• [What you are asked to do] Repeat each entry exactly and drop the pictures.
───── Provided records
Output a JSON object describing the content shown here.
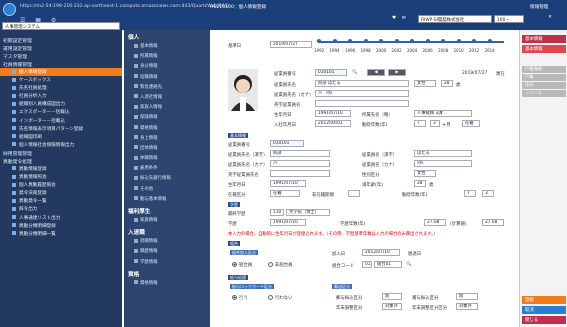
{
  "browser": {
    "url": "https://m2-54-199-216-232.ap-northeast-1.compute.amazonaws.com:443/QuartzWeb/001/",
    "title": "HE210100：個人情報登録"
  },
  "topbar": {
    "company": "RIWP-SI開発株式会社",
    "zoom": "100・",
    "user": "情報管理",
    "search": "人事管理システム"
  },
  "sidebar": {
    "groups": [
      {
        "label": "初期設定管理"
      },
      {
        "label": "運用設定管理"
      },
      {
        "label": "マスタ管理"
      },
      {
        "label": "社員情報管理"
      }
    ],
    "items": [
      {
        "label": "個人情報登録",
        "active": true
      },
      {
        "label": "ケースボックス"
      },
      {
        "label": "氏名社員処理"
      },
      {
        "label": "社員分析入力"
      },
      {
        "label": "組織別人員構成図出力"
      },
      {
        "label": "エクスポーター－括載込"
      },
      {
        "label": "インポーター－括載込"
      },
      {
        "label": "氏名情報表示項目パターン登録"
      },
      {
        "label": "組織図印刷"
      },
      {
        "label": "個人情報社会保険情報出力"
      }
    ],
    "groups2": [
      {
        "label": "採用管理管理"
      },
      {
        "label": "異動発令処理"
      }
    ],
    "items2": [
      {
        "label": "異動情報登録"
      },
      {
        "label": "異動情報照会"
      },
      {
        "label": "個人異動履歴照会"
      },
      {
        "label": "発令決裁登録"
      },
      {
        "label": "異動発令一覧"
      },
      {
        "label": "辞令出力"
      },
      {
        "label": "人事通達リスト出力"
      },
      {
        "label": "異動分類明細登録"
      },
      {
        "label": "異動分類明細一覧"
      }
    ]
  },
  "menu2": {
    "sections": [
      {
        "title": "個人",
        "items": [
          "基本情報",
          "所属情報",
          "身分情報",
          "役職情報",
          "緊急連絡先",
          "入退社情報",
          "家族人情報",
          "保険情報",
          "資格情報",
          "身上情報",
          "団体情報",
          "休職情報",
          "雇用条件",
          "振込先銀行情報",
          "その他",
          "勤与基本情報"
        ]
      },
      {
        "title": "福利厚生",
        "items": [
          "家族情報"
        ]
      },
      {
        "title": "入退職",
        "items": [
          "退職情報",
          "職歴情報",
          "学歴情報"
        ]
      },
      {
        "title": "資格",
        "items": [
          "資格情報"
        ]
      }
    ]
  },
  "main": {
    "base_date_label": "基準日",
    "base_date": "2019/07/27",
    "years": [
      "1992",
      "1994",
      "1996",
      "1998",
      "2000",
      "2002",
      "2004",
      "2006",
      "2008",
      "2010",
      "2012",
      "2014"
    ],
    "emp_no_label": "従業員番号",
    "emp_no": "010101",
    "ref_date": "2019/07/27",
    "ref_status": "異在",
    "name_label": "従業員氏名",
    "name": "阿部 はたる",
    "gender": "女性",
    "age": "28",
    "age_unit": "歳",
    "kana_label": "従業員氏名（カナ）",
    "kana": "ｱﾍﾞ ﾊﾀﾙ",
    "eng_label": "英字従業員名",
    "birth_label": "生年月日",
    "birth": "1991/07/10",
    "dept_label": "所属先名（略）",
    "dept": "人事総務 3課",
    "join_label": "入社年月日",
    "join": "2012/04/01",
    "tenure_label": "勤続年数(年)",
    "tenure_y": "7",
    "tenure_m": "3",
    "tenure_note": "ヶ月",
    "tenure_flag": "在籍",
    "sec_basic": "基本情報",
    "b_no_label": "従業員番号",
    "b_no": "010101",
    "b_name_label": "従業員氏名（漢字）",
    "b_sei": "阿部",
    "b_mei_label": "従業員名（漢字）",
    "b_mei": "はたる",
    "b_kana_label": "従業員氏名（カナ）",
    "b_kana_sei": "ｱﾍﾞ",
    "b_kana_mei_label": "従業員名（カナ）",
    "b_kana_mei": "ﾊﾀﾙ",
    "b_eng_label": "英字従業員氏名",
    "b_gender_label": "性別区分",
    "b_gender": "女性",
    "b_birth_label": "生年月日",
    "b_birth": "1991/07/10",
    "b_age_label": "満年齢(年)",
    "b_age": "28",
    "b_age_unit": "歳",
    "b_status_label": "在籍区分",
    "b_status": "在籍",
    "b_tenure_label": "非在籍期間",
    "b_cont_label": "勤続年数(年)",
    "b_cont_y": "7",
    "b_cont_m": "3",
    "sec_school": "学歴",
    "school_label": "最終学歴",
    "school_code": "110",
    "school_name": "大学院（博士）",
    "grad_label": "学歴",
    "grad_date": "1991/07/10",
    "grad_label2": "学歴年数(年)",
    "grad_y": "27.08",
    "grad_calc": "(計算値)",
    "grad_v": "27.08",
    "warning": "本入力の場合、自動的に生年月日が登録されます。（その際、学歴基準年数は入力の場合のみ算出されます。）",
    "sec_assoc": "組合",
    "assoc_join_label": "組合加入区分",
    "assoc_opt1": "組合員",
    "assoc_opt2": "非組合員",
    "assoc_date_label": "加入日",
    "assoc_date": "2012/07/10",
    "assoc_date2": "脱退日",
    "assoc_code_label": "組合コード",
    "assoc_code": "01",
    "assoc_name": "組合01",
    "sec_salary": "給与処理",
    "sal_label": "給与ロックガード区分",
    "sal_opt1": "行う",
    "sal_opt2": "行わない",
    "mail_label": "郵送区分",
    "m1_label": "郵与振込区分",
    "m1": "無",
    "m2_label": "賞与振込区分",
    "m2": "無",
    "m3_label": "年末調整区分",
    "m3": "対象外",
    "m4_label": "年末調整区分区分",
    "m4": "対象外"
  },
  "right": {
    "buttons": [
      {
        "label": "基本情報",
        "color": "#c0304a"
      },
      {
        "label": "基本情報",
        "color": "#e0484e"
      }
    ],
    "greys": [
      "戸籍情報",
      "戸籍",
      "住所",
      "リリース"
    ],
    "footer": [
      {
        "label": "登録",
        "color": "#f07c1c"
      },
      {
        "label": "取消",
        "color": "#2a7fd4"
      },
      {
        "label": "閉じる",
        "color": "#c0304a"
      }
    ]
  }
}
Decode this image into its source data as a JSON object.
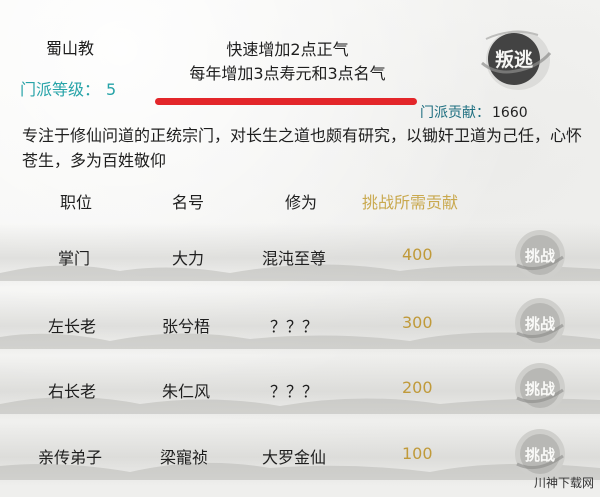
──────────
• [Output for this task]
Output a JSON object describing the content shown here.
{
  "browser": {
    "url": "https://m2-54-199-216-232.ap-northeast-1.compute.amazonaws.com:443/QuartzWeb/001/",
    "title": "HE210100：個人情報登録"
  },
  "topbar": {
    "company": "RIWP-SI開発株式会社",
    "zoom": "100・",
    "user": "情報管理",
    "search": "人事管理システム"
  },
  "sidebar": {
    "groups": [
      {
        "label": "初期設定管理"
      },
      {
        "label": "運用設定管理"
      },
      {
        "label": "マスタ管理"
      },
      {
        "label": "社員情報管理"
      }
    ],
    "items": [
      {
        "label": "個人情報登録",
        "active": true
      },
      {
        "label": "ケースボックス"
      },
      {
        "label": "氏名社員処理"
      },
      {
        "label": "社員分析入力"
      },
      {
        "label": "組織別人員構成図出力"
      },
      {
        "label": "エクスポーター－括載込"
      },
      {
        "label": "インポーター－括載込"
      },
      {
        "label": "氏名情報表示項目パターン登録"
      },
      {
        "label": "組織図印刷"
      },
      {
        "label": "個人情報社会保険情報出力"
      }
    ],
    "groups2": [
      {
        "label": "採用管理管理"
      },
      {
        "label": "異動発令処理"
      }
    ],
    "items2": [
      {
        "label": "異動情報登録"
      },
      {
        "label": "異動情報照会"
      },
      {
        "label": "個人異動履歴照会"
      },
      {
        "label": "発令決裁登録"
      },
      {
        "label": "異動発令一覧"
      },
      {
        "label": "辞令出力"
      },
      {
        "label": "人事通達リスト出力"
      },
      {
        "label": "異動分類明細登録"
      },
      {
        "label": "異動分類明細一覧"
      }
    ]
  },
  "menu2": {
    "sections": [
      {
        "title": "個人",
        "items": [
          "基本情報",
          "所属情報",
          "身分情報",
          "役職情報",
          "緊急連絡先",
          "入退社情報",
          "家族人情報",
          "保険情報",
          "資格情報",
          "身上情報",
          "団体情報",
          "休職情報",
          "雇用条件",
          "振込先銀行情報",
          "その他",
          "勤与基本情報"
        ]
      },
      {
        "title": "福利厚生",
        "items": [
          "家族情報"
        ]
      },
      {
        "title": "入退職",
        "items": [
          "退職情報",
          "職歴情報",
          "学歴情報"
        ]
      },
      {
        "title": "資格",
        "items": [
          "資格情報"
        ]
      }
    ]
  },
  "main": {
    "base_date_label": "基準日",
    "base_date": "2019/07/27",
    "years": [
      "1992",
      "1994",
      "1996",
      "1998",
      "2000",
      "2002",
      "2004",
      "2006",
      "2008",
      "2010",
      "2012",
      "2014"
    ],
    "emp_no_label": "従業員番号",
    "emp_no": "010101",
    "ref_date": "2019/07/27",
    "ref_status": "異在",
    "name_label": "従業員氏名",
    "name": "阿部 はたる",
    "gender": "女性",
    "age": "28",
    "age_unit": "歳",
    "kana_label": "従業員氏名（カナ）",
    "kana": "ｱﾍﾞ ﾊﾀﾙ",
    "eng_label": "英字従業員名",
    "birth_label": "生年月日",
    "birth": "1991/07/10",
    "dept_label": "所属先名（略）",
    "dept": "人事総務 3課",
    "join_label": "入社年月日",
    "join": "2012/04/01",
    "tenure_label": "勤続年数(年)",
    "tenure_y": "7",
    "tenure_m": "3",
    "tenure_note": "ヶ月",
    "tenure_flag": "在籍",
    "sec_basic": "基本情報",
    "b_no_label": "従業員番号",
    "b_no": "010101",
    "b_name_label": "従業員氏名（漢字）",
    "b_sei": "阿部",
    "b_mei_label": "従業員名（漢字）",
    "b_mei": "はたる",
    "b_kana_label": "従業員氏名（カナ）",
    "b_kana_sei": "ｱﾍﾞ",
    "b_kana_mei_label": "従業員名（カナ）",
    "b_kana_mei": "ﾊﾀﾙ",
    "b_eng_label": "英字従業員氏名",
    "b_gender_label": "性別区分",
    "b_gender": "女性",
    "b_birth_label": "生年月日",
    "b_birth": "1991/07/10",
    "b_age_label": "満年齢(年)",
    "b_age": "28",
    "b_age_unit": "歳",
    "b_status_label": "在籍区分",
    "b_status": "在籍",
    "b_tenure_label": "非在籍期間",
    "b_cont_label": "勤続年数(年)",
    "b_cont_y": "7",
    "b_cont_m": "3",
    "sec_school": "学歴",
    "school_label": "最終学歴",
    "school_code": "110",
    "school_name": "大学院（博士）",
    "grad_label": "学歴",
    "grad_date": "1991/07/10",
    "grad_label2": "学歴年数(年)",
    "grad_y": "27.08",
    "grad_calc": "(計算値)",
    "grad_v": "27.08",
    "warning": "本入力の場合、自動的に生年月日が登録されます。（その際、学歴基準年数は入力の場合のみ算出されます。）",
    "sec_assoc": "組合",
    "assoc_join_label": "組合加入区分",
    "assoc_opt1": "組合員",
    "assoc_opt2": "非組合員",
    "assoc_date_label": "加入日",
    "assoc_date": "2012/07/10",
    "assoc_date2": "脱退日",
    "assoc_code_label": "組合コード",
    "assoc_code": "01",
    "assoc_name": "組合01",
    "sec_salary": "給与処理",
    "sal_label": "給与ロックガード区分",
    "sal_opt1": "行う",
    "sal_opt2": "行わない",
    "mail_label": "郵送区分",
    "m1_label": "郵与振込区分",
    "m1": "無",
    "m2_label": "賞与振込区分",
    "m2": "無",
    "m3_label": "年末調整区分",
    "m3": "対象外",
    "m4_label": "年末調整区分区分",
    "m4": "対象外"
  },
  "right": {
    "buttons": [
      {
        "label": "基本情報",
        "color": "#c0304a"
      },
      {
        "label": "基本情報",
        "color": "#e0484e"
      }
    ],
    "greys": [
      "戸籍情報",
      "戸籍",
      "住所",
      "リリース"
    ],
    "footer": [
      {
        "label": "登録",
        "color": "#f07c1c"
      },
      {
        "label": "取消",
        "color": "#2a7fd4"
      },
      {
        "label": "閉じる",
        "color": "#c0304a"
      }
    ]
  }
}
Decode this image into its source data as a JSON object.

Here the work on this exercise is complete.